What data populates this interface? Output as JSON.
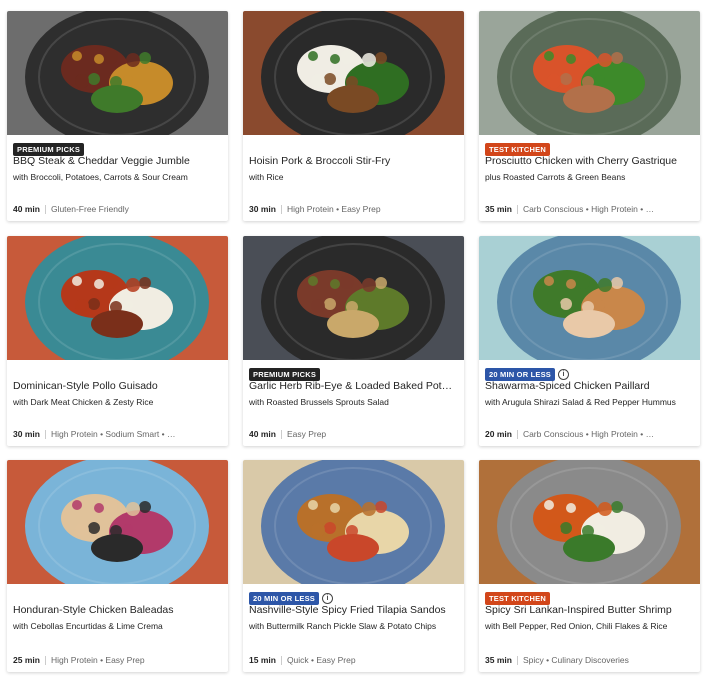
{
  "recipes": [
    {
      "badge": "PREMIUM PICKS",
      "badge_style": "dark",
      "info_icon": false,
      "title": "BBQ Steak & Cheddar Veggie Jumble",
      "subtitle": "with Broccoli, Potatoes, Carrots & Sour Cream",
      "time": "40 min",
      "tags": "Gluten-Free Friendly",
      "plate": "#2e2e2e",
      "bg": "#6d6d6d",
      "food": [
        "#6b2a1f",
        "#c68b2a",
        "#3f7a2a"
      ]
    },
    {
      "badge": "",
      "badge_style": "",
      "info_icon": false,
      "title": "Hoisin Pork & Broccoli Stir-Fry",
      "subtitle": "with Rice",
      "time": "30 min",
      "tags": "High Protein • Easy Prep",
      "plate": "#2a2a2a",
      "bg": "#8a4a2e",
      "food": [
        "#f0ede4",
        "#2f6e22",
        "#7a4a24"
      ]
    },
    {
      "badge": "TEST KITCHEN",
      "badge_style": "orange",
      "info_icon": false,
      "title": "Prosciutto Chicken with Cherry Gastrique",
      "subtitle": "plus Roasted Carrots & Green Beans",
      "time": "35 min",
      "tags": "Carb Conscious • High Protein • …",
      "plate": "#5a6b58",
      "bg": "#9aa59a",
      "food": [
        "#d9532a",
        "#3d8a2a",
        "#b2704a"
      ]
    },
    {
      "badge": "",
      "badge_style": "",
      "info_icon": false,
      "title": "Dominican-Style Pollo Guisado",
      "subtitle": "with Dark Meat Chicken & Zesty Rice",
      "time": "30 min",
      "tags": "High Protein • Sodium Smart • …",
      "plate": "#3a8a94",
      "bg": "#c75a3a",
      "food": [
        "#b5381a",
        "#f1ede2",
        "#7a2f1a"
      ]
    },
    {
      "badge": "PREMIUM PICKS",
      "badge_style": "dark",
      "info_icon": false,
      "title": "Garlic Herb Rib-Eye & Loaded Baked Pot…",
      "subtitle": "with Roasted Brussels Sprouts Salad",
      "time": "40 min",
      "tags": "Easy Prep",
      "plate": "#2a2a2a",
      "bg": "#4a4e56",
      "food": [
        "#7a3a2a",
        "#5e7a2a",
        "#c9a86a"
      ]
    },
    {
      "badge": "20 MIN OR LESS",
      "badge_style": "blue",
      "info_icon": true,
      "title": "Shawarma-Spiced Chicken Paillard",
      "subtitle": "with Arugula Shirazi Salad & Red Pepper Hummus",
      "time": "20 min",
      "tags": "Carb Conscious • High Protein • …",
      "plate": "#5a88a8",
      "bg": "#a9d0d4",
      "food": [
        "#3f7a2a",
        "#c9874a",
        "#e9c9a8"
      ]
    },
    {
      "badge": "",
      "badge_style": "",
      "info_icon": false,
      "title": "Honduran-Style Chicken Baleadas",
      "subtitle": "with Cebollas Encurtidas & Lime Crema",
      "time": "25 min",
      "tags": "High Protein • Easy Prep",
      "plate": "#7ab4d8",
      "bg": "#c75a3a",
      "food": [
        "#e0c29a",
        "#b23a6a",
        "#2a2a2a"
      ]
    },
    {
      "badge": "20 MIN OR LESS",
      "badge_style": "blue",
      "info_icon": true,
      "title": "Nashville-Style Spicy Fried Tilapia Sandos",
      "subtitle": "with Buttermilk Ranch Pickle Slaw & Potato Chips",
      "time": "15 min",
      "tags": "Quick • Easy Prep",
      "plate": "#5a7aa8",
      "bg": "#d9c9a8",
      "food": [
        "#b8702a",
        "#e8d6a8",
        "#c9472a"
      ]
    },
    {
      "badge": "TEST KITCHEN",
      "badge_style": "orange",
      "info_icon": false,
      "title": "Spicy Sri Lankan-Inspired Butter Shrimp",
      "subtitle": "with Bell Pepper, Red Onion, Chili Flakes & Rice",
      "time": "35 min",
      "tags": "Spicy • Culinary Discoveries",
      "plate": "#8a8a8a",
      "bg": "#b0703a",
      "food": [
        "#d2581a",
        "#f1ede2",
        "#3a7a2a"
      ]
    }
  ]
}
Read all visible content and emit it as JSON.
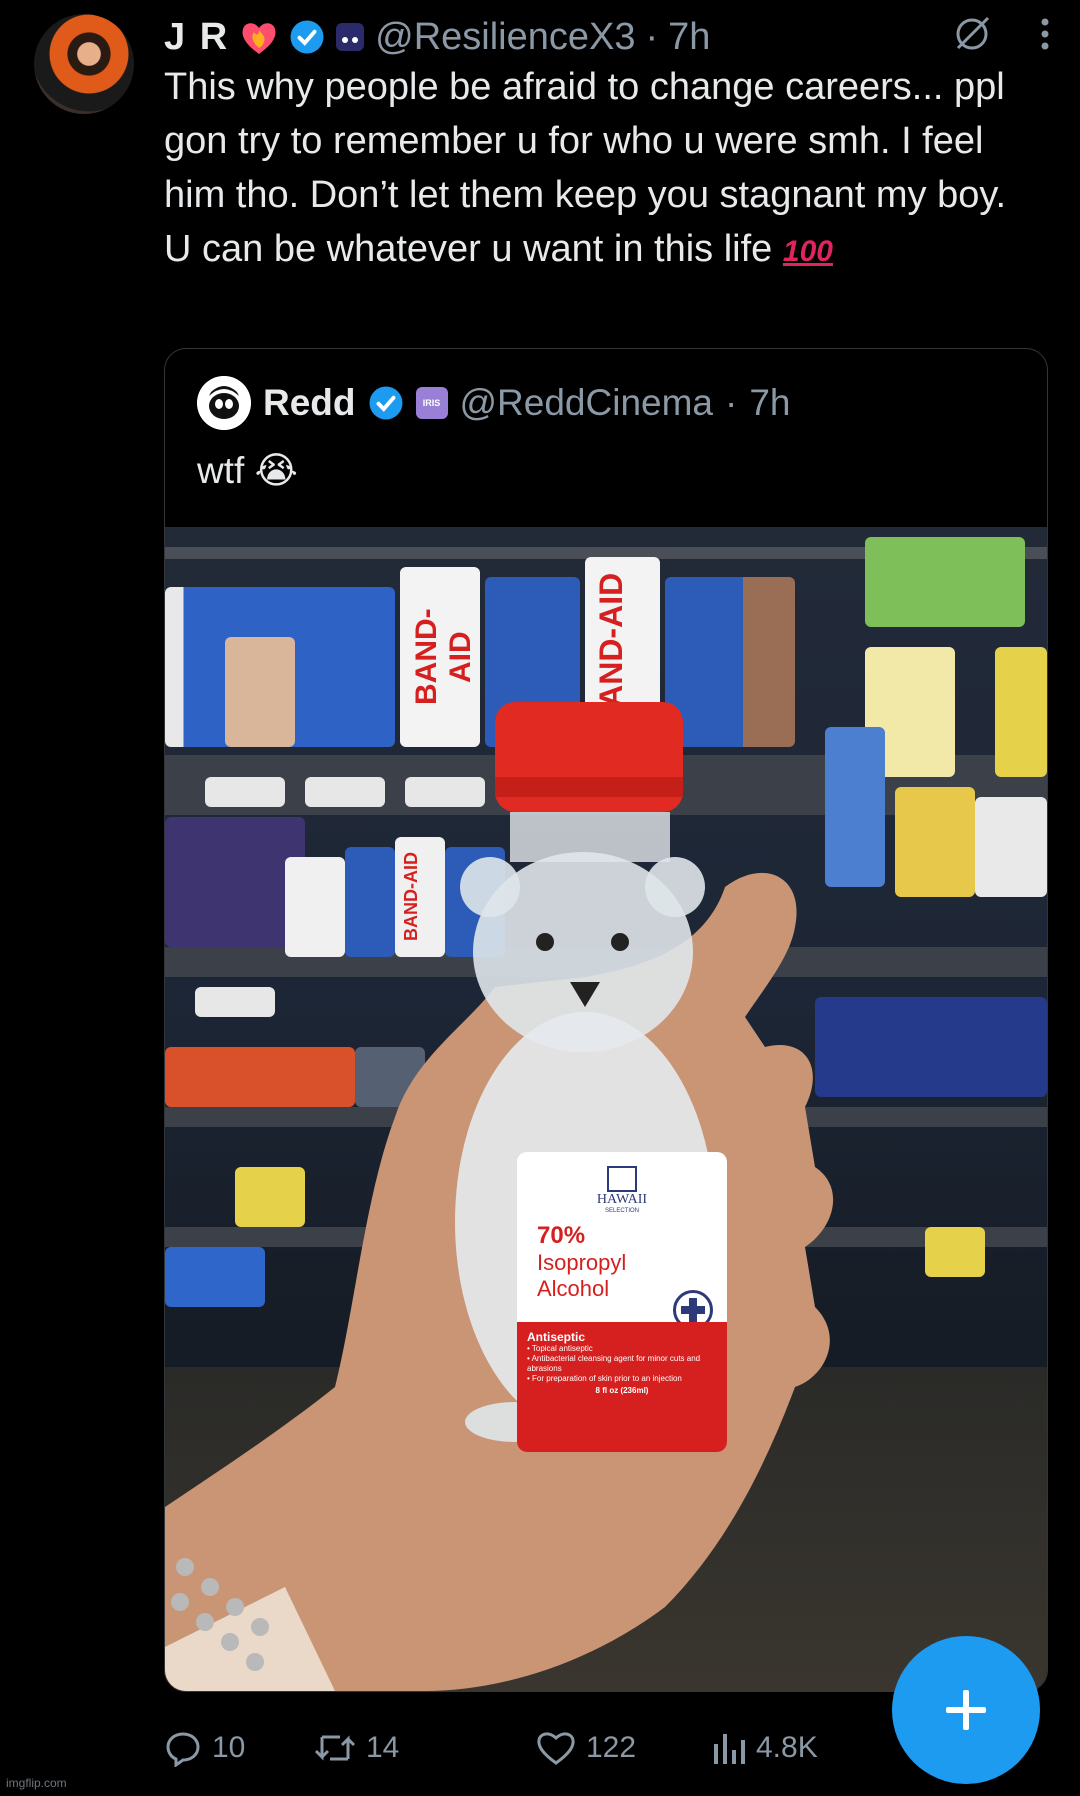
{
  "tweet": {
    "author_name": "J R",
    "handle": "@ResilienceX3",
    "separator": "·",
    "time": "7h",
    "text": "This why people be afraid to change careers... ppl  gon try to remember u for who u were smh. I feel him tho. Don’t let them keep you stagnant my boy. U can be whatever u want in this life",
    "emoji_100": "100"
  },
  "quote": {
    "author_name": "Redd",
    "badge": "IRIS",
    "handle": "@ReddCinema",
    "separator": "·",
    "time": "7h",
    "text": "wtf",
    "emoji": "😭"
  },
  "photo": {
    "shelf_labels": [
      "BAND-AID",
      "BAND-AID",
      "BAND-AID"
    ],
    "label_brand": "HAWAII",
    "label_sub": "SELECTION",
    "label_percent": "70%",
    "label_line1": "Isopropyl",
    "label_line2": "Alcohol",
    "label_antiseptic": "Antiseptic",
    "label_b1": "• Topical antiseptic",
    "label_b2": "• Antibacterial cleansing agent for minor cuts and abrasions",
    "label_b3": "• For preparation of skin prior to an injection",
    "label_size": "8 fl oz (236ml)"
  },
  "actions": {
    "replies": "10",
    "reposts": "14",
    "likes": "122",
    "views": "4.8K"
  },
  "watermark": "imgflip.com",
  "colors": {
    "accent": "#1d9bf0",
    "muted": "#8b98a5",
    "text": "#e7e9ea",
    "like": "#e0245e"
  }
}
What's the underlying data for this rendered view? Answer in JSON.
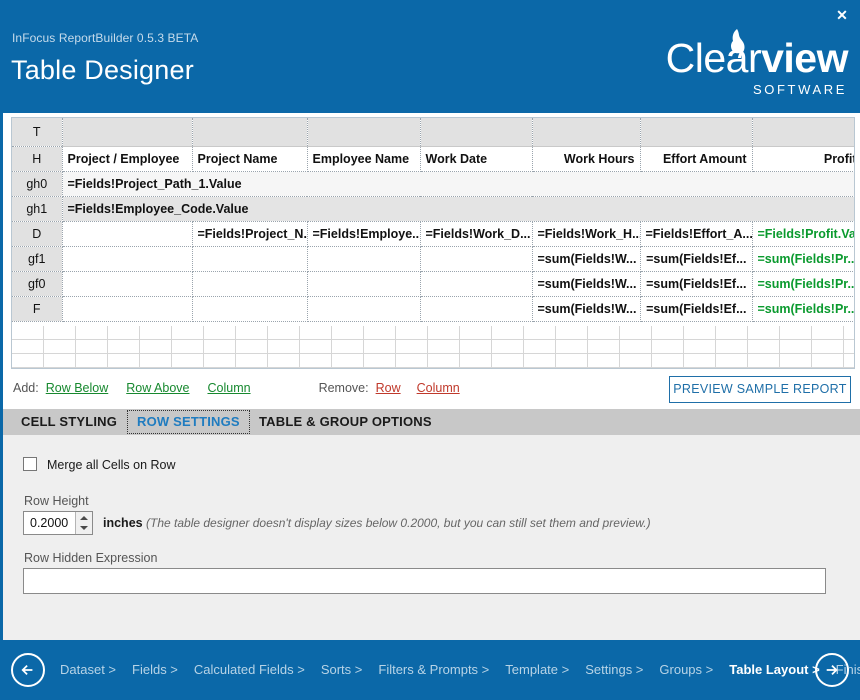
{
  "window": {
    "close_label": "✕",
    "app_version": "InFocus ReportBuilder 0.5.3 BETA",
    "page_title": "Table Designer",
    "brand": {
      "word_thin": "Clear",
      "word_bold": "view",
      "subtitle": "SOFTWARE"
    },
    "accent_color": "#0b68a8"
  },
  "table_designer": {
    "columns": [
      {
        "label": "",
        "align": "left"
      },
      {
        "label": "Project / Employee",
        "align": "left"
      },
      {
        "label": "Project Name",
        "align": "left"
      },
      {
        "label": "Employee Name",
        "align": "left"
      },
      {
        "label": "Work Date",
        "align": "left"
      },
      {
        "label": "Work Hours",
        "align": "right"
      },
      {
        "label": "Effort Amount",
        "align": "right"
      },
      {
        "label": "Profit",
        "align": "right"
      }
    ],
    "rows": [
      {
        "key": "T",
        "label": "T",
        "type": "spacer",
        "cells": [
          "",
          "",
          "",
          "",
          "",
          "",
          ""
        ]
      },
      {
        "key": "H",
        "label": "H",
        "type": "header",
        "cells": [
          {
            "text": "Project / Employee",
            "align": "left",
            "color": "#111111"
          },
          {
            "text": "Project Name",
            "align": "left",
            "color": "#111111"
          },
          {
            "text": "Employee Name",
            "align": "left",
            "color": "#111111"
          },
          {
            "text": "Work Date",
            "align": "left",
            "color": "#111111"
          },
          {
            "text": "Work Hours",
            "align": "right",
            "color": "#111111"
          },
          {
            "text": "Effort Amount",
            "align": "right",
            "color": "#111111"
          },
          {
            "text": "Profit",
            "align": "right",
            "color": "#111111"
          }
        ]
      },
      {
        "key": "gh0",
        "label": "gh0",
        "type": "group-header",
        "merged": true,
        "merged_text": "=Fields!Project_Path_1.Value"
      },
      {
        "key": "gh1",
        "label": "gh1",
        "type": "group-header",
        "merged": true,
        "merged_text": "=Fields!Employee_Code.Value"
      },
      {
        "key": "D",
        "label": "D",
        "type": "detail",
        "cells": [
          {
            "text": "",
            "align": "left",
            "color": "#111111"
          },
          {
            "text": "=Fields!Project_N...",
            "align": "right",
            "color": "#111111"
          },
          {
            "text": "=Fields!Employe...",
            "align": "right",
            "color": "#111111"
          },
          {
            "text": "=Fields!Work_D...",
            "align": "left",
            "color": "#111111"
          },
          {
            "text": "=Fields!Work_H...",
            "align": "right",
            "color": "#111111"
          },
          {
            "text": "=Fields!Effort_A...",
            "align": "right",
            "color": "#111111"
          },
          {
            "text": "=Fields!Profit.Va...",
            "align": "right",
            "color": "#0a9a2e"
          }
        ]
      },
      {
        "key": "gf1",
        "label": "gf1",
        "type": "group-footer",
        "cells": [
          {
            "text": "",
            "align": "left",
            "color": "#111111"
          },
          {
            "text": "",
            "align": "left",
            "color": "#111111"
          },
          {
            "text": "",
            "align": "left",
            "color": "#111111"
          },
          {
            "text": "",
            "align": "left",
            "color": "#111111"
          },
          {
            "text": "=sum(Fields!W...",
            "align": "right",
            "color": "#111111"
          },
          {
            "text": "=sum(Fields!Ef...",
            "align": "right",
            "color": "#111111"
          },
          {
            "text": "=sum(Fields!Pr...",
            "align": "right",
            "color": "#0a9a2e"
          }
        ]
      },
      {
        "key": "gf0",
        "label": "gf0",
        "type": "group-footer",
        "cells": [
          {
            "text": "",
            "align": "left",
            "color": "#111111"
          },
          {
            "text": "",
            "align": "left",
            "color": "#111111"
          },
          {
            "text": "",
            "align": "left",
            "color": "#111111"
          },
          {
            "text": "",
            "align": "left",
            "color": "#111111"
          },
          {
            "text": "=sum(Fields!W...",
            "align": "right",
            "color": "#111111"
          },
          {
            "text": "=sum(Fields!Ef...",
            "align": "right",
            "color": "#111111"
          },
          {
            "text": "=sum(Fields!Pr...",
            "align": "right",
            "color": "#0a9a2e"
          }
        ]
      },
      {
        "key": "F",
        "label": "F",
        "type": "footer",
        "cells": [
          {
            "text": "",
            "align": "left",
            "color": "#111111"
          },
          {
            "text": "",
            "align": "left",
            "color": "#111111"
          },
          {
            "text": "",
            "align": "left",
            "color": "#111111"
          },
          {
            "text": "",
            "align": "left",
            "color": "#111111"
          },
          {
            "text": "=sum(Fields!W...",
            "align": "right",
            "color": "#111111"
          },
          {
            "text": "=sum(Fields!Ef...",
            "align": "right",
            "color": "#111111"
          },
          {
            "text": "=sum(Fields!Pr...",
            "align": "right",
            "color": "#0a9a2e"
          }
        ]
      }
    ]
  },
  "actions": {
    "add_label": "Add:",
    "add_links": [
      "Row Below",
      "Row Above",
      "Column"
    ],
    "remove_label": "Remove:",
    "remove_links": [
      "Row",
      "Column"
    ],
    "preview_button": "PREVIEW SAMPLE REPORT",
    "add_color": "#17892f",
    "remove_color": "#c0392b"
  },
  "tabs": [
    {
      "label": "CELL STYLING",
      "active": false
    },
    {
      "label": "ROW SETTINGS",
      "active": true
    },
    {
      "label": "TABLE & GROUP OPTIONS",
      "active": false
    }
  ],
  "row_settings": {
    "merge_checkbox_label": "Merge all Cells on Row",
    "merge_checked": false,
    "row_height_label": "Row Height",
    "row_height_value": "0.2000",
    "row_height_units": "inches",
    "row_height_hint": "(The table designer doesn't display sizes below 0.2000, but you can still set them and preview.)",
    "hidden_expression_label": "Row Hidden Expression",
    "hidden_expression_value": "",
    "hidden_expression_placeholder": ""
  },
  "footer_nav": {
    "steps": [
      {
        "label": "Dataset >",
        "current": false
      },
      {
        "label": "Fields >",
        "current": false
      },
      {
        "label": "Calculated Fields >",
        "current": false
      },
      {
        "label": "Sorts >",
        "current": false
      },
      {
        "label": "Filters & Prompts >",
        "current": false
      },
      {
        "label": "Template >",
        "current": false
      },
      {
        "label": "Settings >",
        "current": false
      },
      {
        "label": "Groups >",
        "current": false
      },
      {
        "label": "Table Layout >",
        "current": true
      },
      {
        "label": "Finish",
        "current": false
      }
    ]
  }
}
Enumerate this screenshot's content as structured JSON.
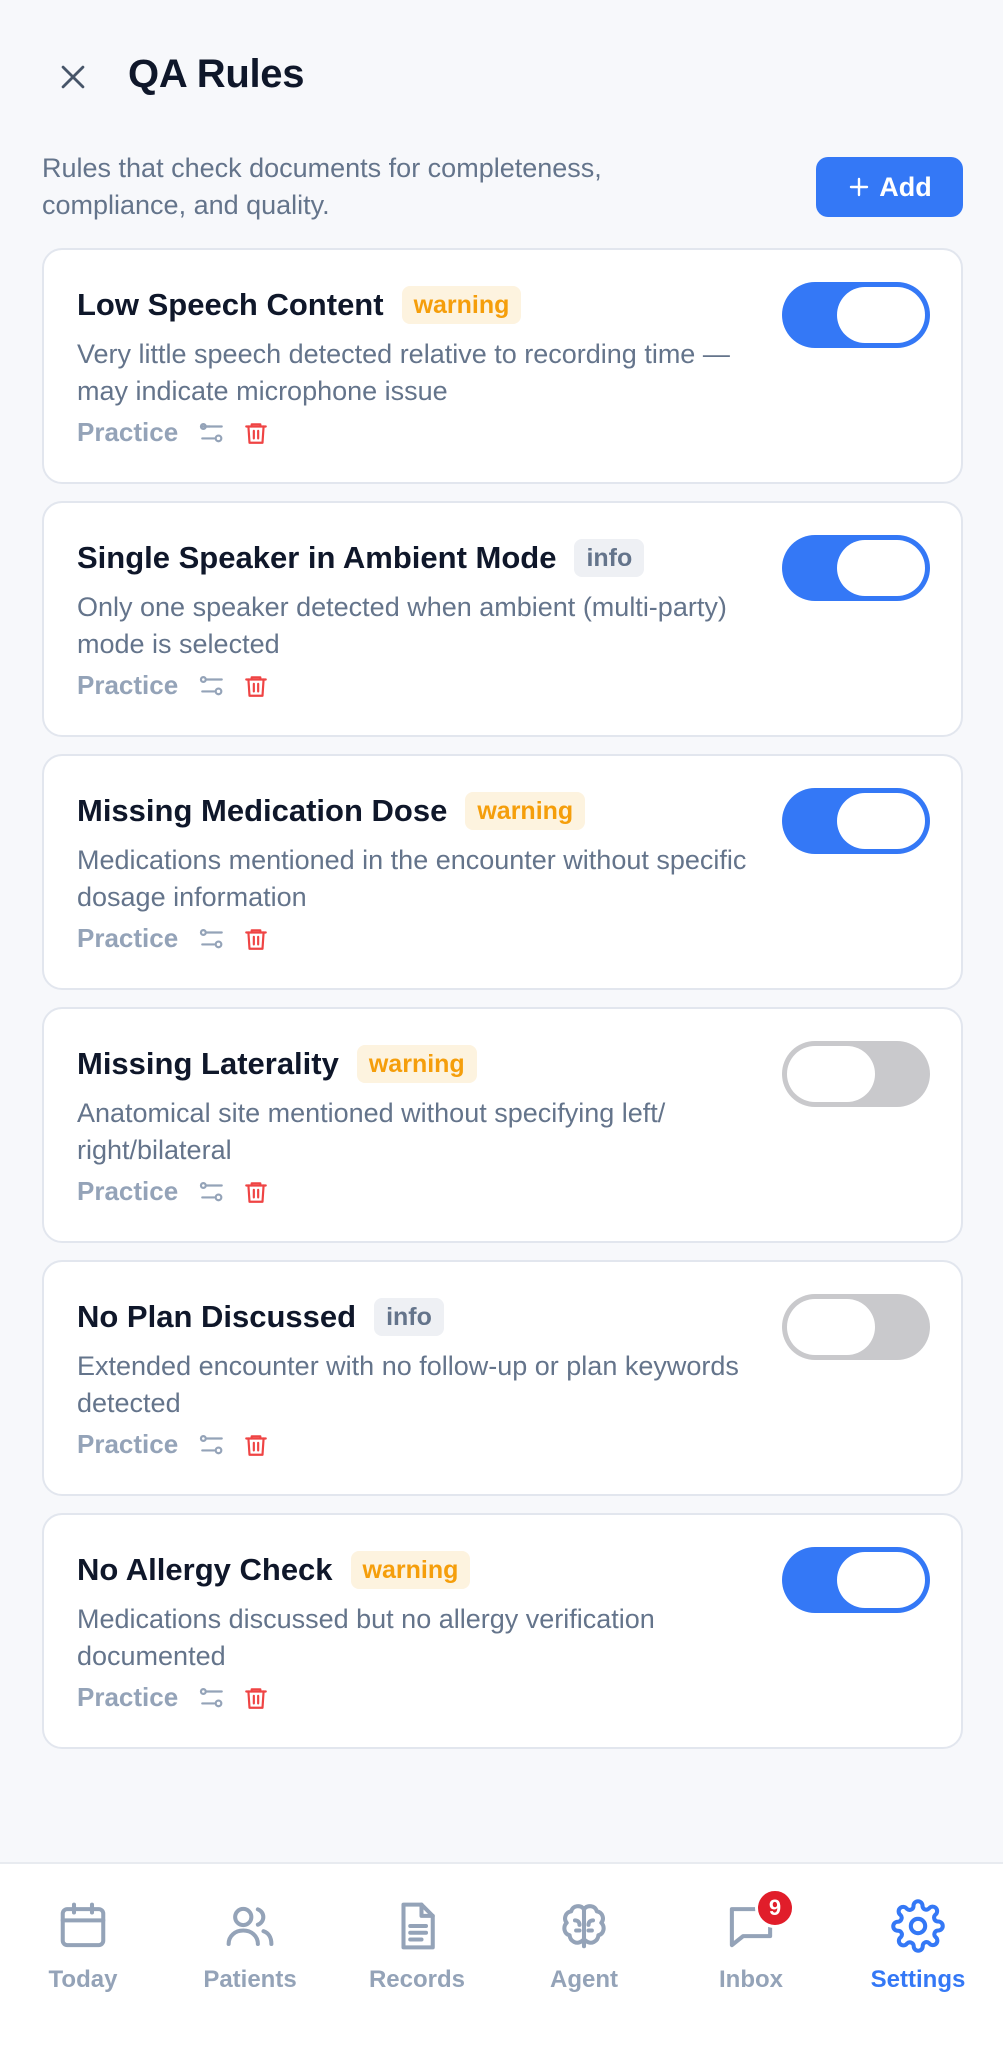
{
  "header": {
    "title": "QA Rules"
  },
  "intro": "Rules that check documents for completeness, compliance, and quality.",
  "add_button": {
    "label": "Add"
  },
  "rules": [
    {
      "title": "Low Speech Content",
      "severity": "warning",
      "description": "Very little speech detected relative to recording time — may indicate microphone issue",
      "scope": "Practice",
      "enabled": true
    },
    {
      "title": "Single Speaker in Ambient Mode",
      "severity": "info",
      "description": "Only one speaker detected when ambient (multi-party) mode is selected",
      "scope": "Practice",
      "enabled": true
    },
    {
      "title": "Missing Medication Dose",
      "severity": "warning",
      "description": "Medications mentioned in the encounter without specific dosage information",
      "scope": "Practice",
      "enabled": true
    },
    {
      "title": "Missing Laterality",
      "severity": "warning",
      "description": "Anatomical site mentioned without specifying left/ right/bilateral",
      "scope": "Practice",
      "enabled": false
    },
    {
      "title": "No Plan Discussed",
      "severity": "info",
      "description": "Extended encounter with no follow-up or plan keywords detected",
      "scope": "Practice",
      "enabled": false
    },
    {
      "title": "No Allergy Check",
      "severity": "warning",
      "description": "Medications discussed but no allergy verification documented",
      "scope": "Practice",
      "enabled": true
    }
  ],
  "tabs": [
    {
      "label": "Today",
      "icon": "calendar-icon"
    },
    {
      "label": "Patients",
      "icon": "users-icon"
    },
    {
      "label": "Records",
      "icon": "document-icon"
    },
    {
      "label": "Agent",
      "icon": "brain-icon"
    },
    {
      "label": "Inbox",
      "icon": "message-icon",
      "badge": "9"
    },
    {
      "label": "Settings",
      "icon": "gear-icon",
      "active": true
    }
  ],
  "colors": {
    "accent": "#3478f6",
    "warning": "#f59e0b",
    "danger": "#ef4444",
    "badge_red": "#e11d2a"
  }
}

★ ★ ★ ★ ★

Using the data above, return every line that contains the string "without".

      "description": "Medications mentioned in the encounter without specific dosage information",
      "description": "Anatomical site mentioned without specifying left/ right/bilateral",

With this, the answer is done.